(What the task asks): Set out every line bearing the string "GENERAL".

Dataset listings of figures
-*-*-
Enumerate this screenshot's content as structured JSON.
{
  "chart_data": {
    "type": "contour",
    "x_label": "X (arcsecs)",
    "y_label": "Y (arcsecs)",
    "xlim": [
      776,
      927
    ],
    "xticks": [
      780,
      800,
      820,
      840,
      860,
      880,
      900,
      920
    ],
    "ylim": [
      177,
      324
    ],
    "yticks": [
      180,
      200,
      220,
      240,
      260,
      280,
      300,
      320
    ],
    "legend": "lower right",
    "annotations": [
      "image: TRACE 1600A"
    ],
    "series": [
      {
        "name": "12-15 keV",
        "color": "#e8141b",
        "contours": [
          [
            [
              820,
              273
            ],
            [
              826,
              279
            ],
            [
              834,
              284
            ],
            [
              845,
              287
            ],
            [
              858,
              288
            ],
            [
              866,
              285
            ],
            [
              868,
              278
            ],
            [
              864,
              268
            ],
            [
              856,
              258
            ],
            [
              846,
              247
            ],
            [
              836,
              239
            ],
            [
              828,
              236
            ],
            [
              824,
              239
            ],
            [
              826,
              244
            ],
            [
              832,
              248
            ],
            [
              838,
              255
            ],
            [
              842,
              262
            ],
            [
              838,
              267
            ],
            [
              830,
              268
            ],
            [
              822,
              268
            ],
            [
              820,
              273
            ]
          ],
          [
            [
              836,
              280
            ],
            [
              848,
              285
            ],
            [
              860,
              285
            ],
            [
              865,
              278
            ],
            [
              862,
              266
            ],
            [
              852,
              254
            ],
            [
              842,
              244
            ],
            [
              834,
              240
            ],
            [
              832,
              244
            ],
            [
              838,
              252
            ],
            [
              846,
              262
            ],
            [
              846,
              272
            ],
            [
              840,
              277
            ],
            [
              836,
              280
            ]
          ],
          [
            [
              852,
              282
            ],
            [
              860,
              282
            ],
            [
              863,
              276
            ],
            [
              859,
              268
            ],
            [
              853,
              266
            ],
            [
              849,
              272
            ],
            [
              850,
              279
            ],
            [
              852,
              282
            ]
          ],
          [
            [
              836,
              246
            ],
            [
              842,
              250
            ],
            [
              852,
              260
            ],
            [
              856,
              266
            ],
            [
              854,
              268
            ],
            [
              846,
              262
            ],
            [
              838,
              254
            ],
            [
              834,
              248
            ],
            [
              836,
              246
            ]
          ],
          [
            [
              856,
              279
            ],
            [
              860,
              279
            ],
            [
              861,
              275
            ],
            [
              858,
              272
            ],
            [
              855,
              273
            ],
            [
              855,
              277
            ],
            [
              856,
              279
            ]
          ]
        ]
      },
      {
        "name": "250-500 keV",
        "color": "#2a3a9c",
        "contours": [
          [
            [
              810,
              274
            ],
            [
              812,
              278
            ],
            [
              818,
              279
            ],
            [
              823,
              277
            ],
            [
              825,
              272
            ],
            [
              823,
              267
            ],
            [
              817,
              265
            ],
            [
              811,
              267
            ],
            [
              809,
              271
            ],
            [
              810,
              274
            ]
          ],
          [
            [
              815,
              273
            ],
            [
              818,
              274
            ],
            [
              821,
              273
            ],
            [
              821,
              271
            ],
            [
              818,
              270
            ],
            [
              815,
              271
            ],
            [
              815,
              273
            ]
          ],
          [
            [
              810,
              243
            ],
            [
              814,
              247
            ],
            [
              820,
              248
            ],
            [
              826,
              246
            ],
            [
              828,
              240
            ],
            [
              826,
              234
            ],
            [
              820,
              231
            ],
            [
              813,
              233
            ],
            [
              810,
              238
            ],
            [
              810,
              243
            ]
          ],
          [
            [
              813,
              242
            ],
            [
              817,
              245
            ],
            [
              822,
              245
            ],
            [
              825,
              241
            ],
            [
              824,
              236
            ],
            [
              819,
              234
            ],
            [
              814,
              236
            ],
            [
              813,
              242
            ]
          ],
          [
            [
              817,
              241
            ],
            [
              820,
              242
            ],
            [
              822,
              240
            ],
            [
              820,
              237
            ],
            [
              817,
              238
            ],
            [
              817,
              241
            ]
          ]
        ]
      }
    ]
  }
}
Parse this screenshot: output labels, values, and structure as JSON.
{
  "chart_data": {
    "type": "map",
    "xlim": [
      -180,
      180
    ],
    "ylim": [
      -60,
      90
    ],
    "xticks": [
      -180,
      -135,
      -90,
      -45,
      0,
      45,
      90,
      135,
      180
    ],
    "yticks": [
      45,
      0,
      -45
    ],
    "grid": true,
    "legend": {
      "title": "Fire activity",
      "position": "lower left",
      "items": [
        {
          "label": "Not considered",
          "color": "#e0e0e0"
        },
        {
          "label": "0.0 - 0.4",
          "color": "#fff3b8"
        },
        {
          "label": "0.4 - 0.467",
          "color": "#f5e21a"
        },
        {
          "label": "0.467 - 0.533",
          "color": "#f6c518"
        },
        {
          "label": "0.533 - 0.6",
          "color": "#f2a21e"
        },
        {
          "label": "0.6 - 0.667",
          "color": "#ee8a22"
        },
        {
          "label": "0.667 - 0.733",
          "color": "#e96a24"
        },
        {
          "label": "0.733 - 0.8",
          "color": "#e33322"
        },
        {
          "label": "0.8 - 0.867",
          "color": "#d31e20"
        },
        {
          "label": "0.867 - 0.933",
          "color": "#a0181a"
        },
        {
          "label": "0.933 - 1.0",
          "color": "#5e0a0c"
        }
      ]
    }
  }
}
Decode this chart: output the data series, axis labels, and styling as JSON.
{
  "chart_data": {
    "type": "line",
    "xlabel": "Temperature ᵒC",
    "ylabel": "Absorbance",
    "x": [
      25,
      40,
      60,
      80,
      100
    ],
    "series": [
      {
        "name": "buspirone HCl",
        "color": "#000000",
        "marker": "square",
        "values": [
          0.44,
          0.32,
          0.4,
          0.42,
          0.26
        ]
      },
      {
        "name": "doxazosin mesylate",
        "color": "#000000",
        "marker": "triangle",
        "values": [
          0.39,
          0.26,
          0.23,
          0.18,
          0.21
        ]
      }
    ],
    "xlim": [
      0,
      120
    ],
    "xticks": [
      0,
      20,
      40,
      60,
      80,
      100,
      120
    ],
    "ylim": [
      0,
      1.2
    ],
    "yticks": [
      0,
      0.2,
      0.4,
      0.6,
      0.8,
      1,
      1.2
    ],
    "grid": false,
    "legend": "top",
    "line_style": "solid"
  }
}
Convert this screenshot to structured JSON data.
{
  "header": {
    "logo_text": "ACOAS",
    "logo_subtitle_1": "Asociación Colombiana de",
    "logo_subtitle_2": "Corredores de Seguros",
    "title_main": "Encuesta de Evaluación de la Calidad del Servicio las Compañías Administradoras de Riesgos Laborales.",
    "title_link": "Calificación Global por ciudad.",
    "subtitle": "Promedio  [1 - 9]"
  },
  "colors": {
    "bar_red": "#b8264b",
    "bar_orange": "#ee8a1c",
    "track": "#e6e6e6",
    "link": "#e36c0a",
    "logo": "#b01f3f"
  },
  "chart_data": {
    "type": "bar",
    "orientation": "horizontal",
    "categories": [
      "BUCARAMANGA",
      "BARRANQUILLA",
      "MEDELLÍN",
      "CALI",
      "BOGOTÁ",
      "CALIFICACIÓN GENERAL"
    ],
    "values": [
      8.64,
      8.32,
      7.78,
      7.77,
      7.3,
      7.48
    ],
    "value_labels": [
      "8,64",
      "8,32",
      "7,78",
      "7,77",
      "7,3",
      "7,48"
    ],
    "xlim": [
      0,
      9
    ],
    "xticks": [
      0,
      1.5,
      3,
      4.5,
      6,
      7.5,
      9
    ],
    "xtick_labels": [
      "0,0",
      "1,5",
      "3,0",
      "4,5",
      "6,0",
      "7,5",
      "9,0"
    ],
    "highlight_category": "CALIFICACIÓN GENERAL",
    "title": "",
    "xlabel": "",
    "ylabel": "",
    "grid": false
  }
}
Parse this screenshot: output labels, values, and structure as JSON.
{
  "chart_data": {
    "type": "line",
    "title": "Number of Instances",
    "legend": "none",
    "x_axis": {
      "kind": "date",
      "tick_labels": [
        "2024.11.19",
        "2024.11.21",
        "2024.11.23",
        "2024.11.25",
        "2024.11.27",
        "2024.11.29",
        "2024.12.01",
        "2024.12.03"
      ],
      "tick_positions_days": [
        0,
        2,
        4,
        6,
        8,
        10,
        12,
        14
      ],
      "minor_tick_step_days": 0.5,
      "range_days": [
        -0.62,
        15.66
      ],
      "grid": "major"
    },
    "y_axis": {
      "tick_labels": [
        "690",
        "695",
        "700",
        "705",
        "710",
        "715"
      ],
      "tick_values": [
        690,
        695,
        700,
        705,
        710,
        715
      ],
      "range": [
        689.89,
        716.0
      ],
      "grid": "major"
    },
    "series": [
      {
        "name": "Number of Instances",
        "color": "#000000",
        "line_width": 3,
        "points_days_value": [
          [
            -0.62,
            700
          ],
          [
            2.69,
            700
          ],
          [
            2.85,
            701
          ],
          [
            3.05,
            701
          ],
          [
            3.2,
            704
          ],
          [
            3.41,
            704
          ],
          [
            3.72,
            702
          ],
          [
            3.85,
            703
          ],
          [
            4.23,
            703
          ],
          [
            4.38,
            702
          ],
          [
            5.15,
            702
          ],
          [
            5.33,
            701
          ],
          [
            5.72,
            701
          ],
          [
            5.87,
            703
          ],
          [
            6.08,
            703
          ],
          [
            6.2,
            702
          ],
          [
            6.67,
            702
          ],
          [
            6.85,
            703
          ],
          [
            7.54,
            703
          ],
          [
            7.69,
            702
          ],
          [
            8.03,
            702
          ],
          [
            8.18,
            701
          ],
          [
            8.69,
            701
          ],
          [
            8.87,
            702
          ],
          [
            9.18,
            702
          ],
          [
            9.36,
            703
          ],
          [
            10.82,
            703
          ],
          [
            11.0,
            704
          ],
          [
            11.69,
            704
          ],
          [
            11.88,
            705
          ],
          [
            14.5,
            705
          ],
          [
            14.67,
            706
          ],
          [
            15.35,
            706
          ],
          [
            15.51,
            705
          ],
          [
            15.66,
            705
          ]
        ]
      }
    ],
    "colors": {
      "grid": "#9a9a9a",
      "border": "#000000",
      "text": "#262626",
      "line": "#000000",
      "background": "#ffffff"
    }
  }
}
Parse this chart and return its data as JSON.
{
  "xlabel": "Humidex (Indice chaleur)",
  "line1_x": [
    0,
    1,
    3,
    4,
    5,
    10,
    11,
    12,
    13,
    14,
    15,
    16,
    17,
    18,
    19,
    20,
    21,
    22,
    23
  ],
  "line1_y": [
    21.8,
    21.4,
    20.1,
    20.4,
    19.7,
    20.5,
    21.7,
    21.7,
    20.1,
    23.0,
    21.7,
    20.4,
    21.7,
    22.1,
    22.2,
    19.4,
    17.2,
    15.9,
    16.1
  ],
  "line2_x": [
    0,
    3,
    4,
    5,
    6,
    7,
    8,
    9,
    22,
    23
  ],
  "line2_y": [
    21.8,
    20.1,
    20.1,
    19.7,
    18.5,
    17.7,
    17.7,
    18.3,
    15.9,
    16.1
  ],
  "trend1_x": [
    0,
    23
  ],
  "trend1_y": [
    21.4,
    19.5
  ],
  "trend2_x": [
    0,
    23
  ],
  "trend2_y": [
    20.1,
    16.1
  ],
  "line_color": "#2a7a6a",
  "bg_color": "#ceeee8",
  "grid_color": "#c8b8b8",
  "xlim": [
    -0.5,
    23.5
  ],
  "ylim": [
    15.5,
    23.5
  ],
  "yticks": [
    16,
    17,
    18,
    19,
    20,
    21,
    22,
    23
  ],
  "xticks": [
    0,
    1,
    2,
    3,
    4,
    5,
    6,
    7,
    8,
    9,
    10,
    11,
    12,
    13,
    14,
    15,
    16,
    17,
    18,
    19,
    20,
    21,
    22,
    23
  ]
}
-*-*-
(The solution):
      "CALIFICACIÓN GENERAL"
    "highlight_category": "CALIFICACIÓN GENERAL",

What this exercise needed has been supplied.